=== Supplied material ===
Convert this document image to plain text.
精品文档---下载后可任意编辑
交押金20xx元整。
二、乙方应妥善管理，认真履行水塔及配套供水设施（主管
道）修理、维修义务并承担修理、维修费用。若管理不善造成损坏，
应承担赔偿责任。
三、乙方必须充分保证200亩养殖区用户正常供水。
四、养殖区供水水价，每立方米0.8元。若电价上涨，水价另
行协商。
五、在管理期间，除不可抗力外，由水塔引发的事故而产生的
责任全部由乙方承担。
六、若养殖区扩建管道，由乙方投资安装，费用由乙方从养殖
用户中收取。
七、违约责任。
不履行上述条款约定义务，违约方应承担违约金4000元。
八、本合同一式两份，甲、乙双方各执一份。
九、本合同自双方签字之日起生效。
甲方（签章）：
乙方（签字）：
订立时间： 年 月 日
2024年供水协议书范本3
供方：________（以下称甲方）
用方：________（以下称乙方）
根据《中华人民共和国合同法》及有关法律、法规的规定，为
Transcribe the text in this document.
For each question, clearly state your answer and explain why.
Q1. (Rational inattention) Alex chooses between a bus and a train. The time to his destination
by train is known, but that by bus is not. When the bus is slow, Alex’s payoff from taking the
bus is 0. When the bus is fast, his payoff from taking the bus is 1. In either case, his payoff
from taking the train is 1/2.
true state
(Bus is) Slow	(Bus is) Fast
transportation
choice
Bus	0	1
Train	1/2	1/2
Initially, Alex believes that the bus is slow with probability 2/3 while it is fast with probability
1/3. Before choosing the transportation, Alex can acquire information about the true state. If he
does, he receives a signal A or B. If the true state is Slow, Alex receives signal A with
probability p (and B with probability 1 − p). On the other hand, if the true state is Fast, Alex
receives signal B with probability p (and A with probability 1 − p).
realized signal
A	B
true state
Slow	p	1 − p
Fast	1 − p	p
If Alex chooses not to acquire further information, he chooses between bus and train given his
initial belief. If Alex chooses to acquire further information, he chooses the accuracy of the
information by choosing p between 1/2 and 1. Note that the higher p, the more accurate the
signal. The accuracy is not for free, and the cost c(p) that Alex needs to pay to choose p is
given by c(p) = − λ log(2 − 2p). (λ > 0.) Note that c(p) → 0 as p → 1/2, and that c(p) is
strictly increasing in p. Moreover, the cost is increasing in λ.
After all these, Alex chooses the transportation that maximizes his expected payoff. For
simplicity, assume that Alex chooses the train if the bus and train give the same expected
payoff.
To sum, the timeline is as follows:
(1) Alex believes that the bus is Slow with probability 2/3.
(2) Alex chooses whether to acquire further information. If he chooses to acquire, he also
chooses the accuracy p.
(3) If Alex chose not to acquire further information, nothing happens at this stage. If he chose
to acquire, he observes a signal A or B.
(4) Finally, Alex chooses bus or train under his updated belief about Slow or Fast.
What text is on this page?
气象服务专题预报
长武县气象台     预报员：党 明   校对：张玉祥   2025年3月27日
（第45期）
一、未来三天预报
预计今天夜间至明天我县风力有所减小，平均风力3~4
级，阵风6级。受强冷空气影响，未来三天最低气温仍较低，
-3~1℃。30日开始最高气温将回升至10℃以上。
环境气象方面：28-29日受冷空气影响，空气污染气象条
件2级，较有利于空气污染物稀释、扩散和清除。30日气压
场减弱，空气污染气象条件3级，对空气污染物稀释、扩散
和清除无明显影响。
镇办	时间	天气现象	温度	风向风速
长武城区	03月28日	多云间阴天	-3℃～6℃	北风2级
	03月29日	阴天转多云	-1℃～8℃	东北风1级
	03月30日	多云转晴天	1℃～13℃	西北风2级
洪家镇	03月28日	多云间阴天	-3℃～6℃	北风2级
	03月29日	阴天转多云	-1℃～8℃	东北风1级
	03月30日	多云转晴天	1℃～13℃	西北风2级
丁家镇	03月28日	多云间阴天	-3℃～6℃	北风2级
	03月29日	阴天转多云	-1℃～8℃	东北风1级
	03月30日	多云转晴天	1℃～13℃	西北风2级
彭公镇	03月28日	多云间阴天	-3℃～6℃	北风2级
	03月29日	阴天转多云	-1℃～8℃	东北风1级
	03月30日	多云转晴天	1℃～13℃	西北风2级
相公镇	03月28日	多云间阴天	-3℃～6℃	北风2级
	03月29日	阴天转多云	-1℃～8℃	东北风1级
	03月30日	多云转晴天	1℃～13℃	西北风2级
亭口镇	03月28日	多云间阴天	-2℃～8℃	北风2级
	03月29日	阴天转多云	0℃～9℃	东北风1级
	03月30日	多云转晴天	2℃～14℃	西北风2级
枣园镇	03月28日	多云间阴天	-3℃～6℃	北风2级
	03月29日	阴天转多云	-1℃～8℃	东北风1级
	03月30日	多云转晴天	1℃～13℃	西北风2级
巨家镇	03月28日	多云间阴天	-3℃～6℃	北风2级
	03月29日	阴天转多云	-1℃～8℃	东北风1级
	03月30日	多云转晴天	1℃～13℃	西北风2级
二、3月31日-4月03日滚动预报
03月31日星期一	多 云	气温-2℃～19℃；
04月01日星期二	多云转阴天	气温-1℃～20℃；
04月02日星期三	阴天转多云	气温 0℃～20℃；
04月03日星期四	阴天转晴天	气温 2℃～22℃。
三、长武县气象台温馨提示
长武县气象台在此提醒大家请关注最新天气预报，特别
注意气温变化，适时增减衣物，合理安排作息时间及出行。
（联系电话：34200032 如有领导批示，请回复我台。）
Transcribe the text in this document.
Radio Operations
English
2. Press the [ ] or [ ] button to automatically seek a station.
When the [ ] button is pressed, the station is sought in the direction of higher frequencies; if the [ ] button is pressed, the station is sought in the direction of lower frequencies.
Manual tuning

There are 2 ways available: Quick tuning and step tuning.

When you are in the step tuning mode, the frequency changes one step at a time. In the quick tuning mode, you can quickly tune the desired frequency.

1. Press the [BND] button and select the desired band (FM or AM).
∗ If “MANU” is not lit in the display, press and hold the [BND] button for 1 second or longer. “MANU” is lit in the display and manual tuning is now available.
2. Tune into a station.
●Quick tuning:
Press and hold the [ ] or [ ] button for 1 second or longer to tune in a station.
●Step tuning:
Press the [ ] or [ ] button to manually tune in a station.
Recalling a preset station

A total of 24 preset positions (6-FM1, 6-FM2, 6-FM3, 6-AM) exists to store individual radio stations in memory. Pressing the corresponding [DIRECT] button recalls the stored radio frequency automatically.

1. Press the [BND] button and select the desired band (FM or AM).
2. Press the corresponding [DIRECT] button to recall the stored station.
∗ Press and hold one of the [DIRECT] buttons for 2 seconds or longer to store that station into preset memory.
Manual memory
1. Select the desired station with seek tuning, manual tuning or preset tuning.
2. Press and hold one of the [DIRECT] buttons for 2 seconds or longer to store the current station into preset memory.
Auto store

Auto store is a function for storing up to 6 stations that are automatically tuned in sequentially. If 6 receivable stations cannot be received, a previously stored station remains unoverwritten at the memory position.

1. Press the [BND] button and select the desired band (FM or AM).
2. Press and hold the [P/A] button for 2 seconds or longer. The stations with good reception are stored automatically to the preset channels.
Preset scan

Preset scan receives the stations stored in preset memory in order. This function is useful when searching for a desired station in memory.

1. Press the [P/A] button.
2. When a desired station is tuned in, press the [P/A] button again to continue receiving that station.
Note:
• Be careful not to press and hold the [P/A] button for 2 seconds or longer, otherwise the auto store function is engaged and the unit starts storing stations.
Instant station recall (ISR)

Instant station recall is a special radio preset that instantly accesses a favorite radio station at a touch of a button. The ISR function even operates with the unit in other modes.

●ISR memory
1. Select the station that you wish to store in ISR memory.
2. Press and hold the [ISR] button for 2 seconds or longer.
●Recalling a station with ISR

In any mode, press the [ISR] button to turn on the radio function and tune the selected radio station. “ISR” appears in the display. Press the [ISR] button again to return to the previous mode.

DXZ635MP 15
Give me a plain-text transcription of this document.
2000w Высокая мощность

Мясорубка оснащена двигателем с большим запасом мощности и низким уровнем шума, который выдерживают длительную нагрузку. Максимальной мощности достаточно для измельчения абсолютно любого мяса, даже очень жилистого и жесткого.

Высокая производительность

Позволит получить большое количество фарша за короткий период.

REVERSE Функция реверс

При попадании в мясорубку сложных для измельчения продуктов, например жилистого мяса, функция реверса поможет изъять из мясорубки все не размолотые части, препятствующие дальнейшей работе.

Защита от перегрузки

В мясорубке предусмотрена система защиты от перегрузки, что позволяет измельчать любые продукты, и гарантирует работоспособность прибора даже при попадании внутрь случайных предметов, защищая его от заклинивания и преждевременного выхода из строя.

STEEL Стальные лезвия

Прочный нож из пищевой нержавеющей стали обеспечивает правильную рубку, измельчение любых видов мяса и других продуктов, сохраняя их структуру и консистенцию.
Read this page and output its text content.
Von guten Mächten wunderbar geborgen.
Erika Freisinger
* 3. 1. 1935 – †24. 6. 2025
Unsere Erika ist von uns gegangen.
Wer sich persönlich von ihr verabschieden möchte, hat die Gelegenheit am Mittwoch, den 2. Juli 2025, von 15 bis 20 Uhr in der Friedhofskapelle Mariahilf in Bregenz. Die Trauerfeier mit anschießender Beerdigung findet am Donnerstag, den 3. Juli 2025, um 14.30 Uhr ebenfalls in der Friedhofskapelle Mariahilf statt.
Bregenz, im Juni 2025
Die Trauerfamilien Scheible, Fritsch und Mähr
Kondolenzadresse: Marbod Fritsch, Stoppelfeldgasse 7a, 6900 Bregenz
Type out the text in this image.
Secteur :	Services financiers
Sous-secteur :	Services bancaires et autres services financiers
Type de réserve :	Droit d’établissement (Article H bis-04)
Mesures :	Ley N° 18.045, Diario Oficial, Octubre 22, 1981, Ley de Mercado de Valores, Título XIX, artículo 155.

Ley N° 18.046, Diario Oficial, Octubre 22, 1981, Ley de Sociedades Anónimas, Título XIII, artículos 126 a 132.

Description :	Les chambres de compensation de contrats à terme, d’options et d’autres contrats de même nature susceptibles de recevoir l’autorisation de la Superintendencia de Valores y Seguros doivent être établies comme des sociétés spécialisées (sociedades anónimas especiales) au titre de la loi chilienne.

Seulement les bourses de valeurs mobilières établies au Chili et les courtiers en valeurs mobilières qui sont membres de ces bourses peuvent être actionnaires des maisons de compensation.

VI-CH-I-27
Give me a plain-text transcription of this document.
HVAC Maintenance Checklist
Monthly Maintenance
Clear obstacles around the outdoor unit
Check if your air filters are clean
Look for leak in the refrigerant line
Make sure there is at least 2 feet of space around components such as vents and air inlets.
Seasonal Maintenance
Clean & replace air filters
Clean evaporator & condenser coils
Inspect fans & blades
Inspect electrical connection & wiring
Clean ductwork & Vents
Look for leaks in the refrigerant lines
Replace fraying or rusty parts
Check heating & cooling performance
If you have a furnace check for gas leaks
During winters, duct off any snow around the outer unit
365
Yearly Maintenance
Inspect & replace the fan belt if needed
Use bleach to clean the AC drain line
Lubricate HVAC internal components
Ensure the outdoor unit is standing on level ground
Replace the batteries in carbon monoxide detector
===
> _Brief_
Select and copy every line of the listing with the word "expected".

> _Solution to the problem_
After all these, Alex chooses the transportation that maximizes his expected payoff. For
simplicity, assume that Alex chooses the train if the bus and train give the same expected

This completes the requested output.